Select and reproduce each line of the listing below that bears the string "color".
>> Start EXTRACTED ENTRIES
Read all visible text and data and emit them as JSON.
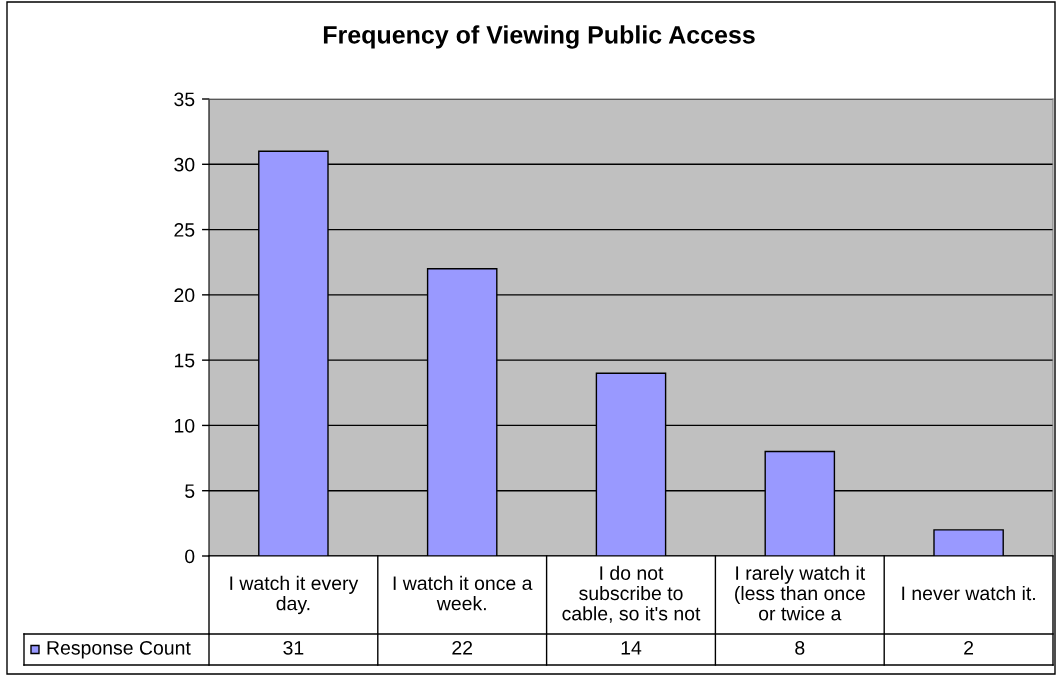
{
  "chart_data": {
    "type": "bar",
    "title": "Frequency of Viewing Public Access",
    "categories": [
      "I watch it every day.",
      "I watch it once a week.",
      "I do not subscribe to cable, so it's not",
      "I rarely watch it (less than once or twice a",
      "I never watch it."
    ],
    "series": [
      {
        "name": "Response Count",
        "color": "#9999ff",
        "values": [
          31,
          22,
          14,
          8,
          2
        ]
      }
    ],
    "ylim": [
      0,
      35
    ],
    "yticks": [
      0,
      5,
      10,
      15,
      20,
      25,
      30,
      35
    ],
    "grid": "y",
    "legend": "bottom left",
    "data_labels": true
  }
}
>> End EXTRACTED ENTRIES
>> Start EXTRACTED ENTRIES
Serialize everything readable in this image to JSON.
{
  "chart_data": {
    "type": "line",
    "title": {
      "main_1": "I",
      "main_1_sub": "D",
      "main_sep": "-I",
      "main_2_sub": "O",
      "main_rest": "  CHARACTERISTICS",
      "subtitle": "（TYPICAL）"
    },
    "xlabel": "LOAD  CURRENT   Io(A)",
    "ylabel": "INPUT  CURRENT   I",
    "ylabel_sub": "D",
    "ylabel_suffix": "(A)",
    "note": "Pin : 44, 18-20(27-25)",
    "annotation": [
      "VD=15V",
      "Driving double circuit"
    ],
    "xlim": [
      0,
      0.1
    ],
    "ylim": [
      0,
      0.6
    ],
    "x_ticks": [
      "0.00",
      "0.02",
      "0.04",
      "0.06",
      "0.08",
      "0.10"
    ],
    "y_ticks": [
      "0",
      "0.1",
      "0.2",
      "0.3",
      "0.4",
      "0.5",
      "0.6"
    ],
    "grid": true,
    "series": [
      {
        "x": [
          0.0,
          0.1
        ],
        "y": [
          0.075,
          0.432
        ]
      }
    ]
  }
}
>> End EXTRACTED ENTRIES
>> Start EXTRACTED ENTRIES
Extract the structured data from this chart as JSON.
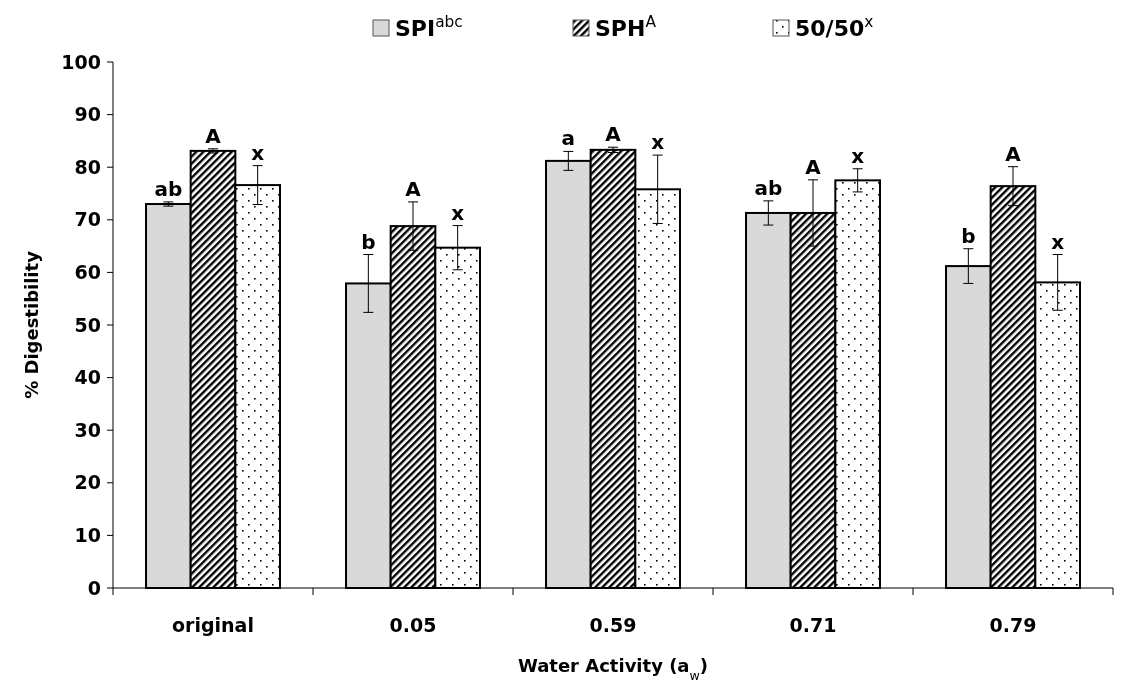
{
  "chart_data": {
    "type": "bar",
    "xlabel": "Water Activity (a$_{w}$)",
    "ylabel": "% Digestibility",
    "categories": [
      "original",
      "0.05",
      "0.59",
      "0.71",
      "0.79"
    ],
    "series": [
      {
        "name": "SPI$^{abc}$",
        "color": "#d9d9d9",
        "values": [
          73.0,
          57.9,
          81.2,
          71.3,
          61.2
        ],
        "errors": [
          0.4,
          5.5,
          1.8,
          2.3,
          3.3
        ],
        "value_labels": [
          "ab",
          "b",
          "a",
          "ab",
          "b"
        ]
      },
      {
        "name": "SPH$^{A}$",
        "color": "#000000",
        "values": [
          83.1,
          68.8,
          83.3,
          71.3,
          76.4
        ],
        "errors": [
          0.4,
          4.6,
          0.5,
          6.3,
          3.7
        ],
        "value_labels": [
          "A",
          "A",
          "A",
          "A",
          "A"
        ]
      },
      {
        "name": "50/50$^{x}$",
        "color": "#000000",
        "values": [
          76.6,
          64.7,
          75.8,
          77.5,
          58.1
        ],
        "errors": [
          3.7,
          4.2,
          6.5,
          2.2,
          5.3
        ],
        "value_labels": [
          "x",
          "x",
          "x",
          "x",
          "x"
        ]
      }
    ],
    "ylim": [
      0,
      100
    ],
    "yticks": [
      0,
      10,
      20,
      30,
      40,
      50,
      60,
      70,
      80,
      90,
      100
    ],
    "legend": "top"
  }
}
>> End EXTRACTED ENTRIES
_EXPECTED OUTPUT_
        "color": "#9999ff",
        "color": "#d9d9d9",
        "color": "#000000",
        "color": "#000000",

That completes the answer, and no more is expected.